> [The request]: Keep the pictures out of the copy and repeat the records exactly.

> [Provided data]:

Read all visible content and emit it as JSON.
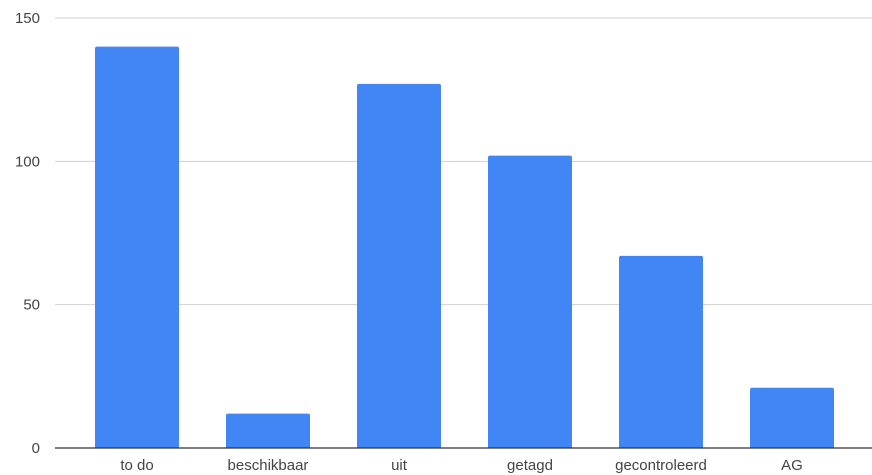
{
  "colors": {
    "bar": "#4285f4",
    "grid": "#d0d0d0",
    "axis": "#333333",
    "text": "#444444"
  },
  "chart_data": {
    "type": "bar",
    "title": "",
    "xlabel": "",
    "ylabel": "",
    "categories": [
      "to do",
      "beschikbaar",
      "uit",
      "getagd",
      "gecontroleerd",
      "AG"
    ],
    "values": [
      140,
      12,
      127,
      102,
      67,
      21
    ],
    "ylim": [
      0,
      150
    ],
    "yticks": [
      0,
      50,
      100,
      150
    ],
    "grid": true,
    "legend": "none"
  }
}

> [Answer to this exercise]:
Read all visible content and emit it as JSON.
{
  "colors": {
    "bar": "#4285f4",
    "grid": "#d0d0d0",
    "axis": "#333333",
    "text": "#444444"
  },
  "chart_data": {
    "type": "bar",
    "title": "",
    "xlabel": "",
    "ylabel": "",
    "categories": [
      "to do",
      "beschikbaar",
      "uit",
      "getagd",
      "gecontroleerd",
      "AG"
    ],
    "values": [
      140,
      12,
      127,
      102,
      67,
      21
    ],
    "ylim": [
      0,
      150
    ],
    "yticks": [
      0,
      50,
      100,
      150
    ],
    "grid": true,
    "legend": "none"
  }
}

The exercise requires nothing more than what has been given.